## GIVEN TASK
Please retype the records below exactly, leaving out any pictures.
-- BEGIN --
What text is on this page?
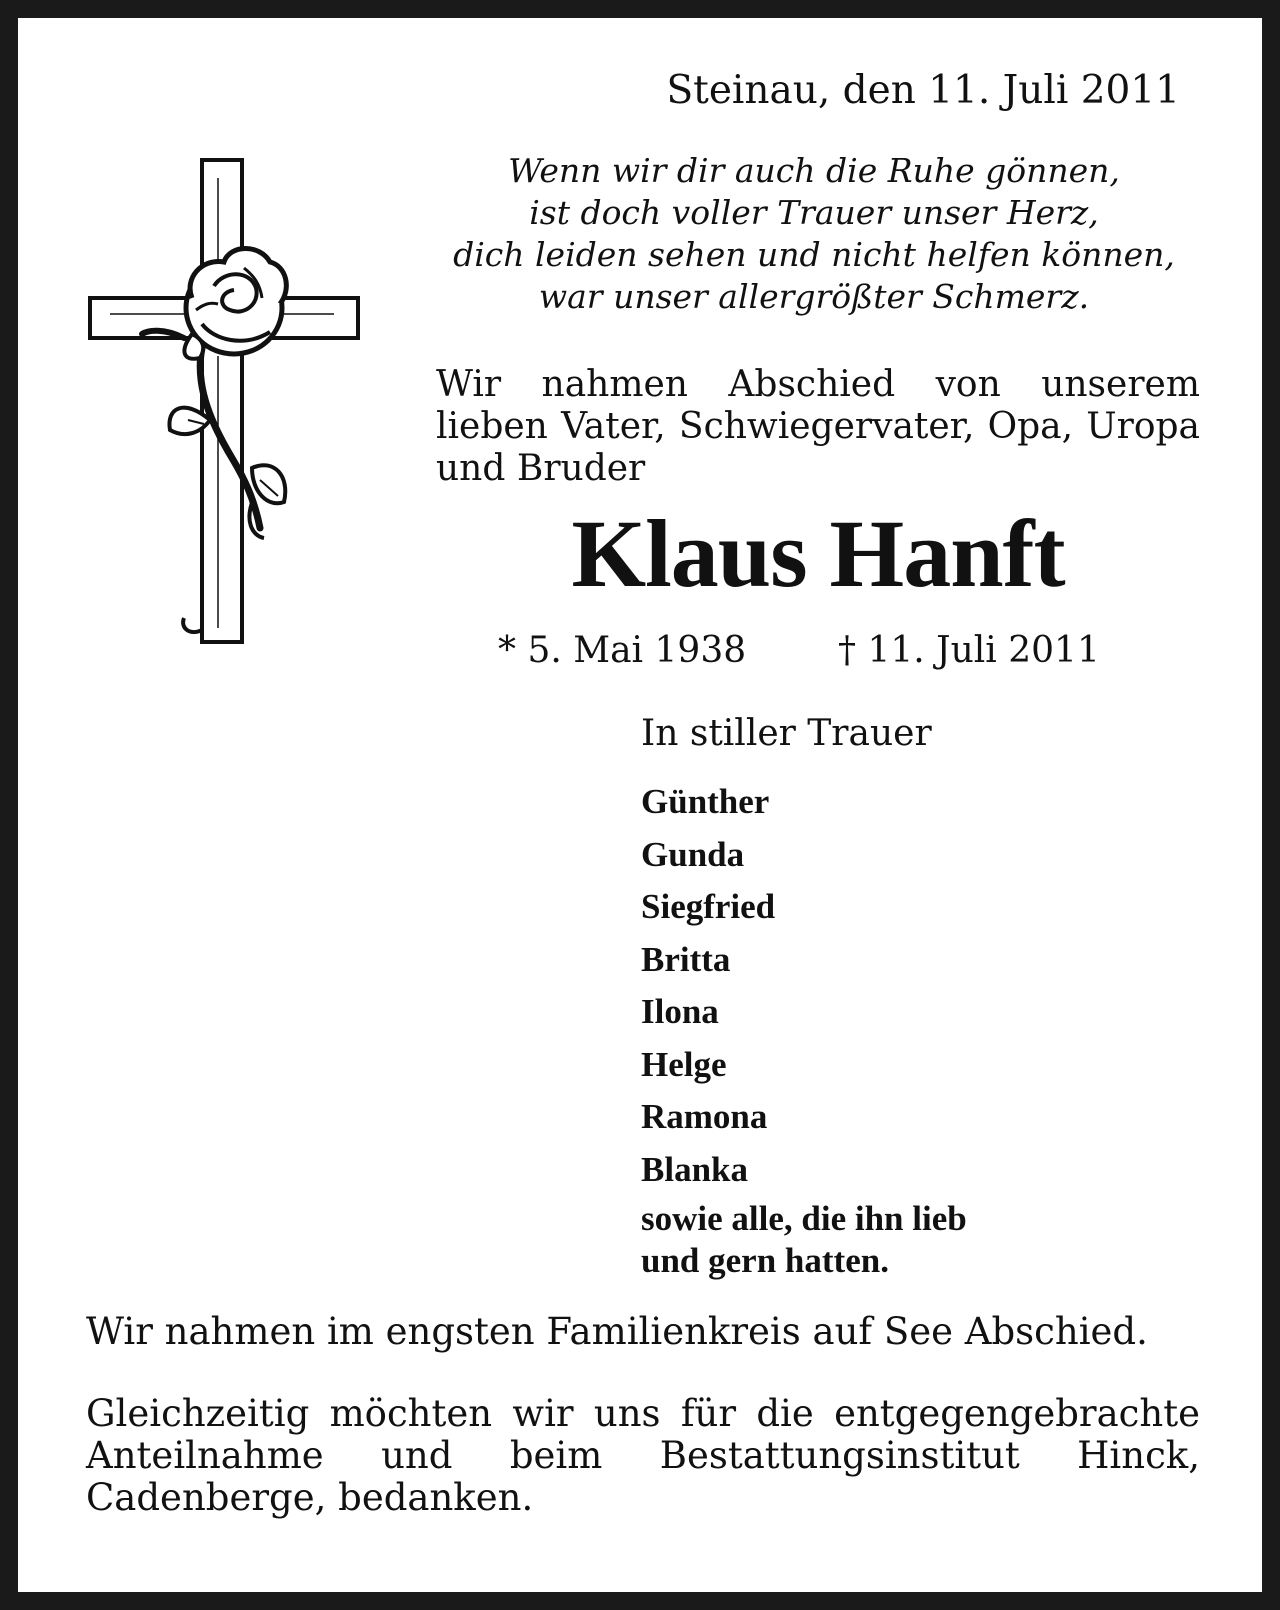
Steinau, den 11. Juli 2011
Wenn wir dir auch die Ruhe gönnen,
ist doch voller Trauer unser Herz,
dich leiden sehen und nicht helfen können,
war unser allergrößter Schmerz.
Wir nahmen Abschied von unserem lieben Vater, Schwiegervater, Opa, Uropa und Bruder
Klaus Hanft
* 5. Mai 1938	† 11. Juli 2011
In stiller Trauer
Günther
Gunda
Siegfried
Britta
Ilona
Helge
Ramona
Blanka
sowie alle, die ihn lieb
und gern hatten.
Wir nahmen im engsten Familienkreis auf See Abschied.
Gleichzeitig möchten wir uns für die entgegengebrachte Anteilnahme und beim Bestattungsinstitut Hinck, Cadenberge, bedanken.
-- END --
## SOLUTION TO THIS TASK
What text is on this page?
Steinau, den 11. Juli 2011
Wenn wir dir auch die Ruhe gönnen,
ist doch voller Trauer unser Herz,
dich leiden sehen und nicht helfen können,
war unser allergrößter Schmerz.
Wir nahmen Abschied von unserem lieben Vater, Schwiegervater, Opa, Uropa und Bruder
Klaus Hanft
* 5. Mai 1938	† 11. Juli 2011
In stiller Trauer
Günther
Gunda
Siegfried
Britta
Ilona
Helge
Ramona
Blanka
sowie alle, die ihn lieb
und gern hatten.
Wir nahmen im engsten Familienkreis auf See Abschied.
Gleichzeitig möchten wir uns für die entgegengebrachte Anteilnahme und beim Bestattungsinstitut Hinck, Cadenberge, bedanken.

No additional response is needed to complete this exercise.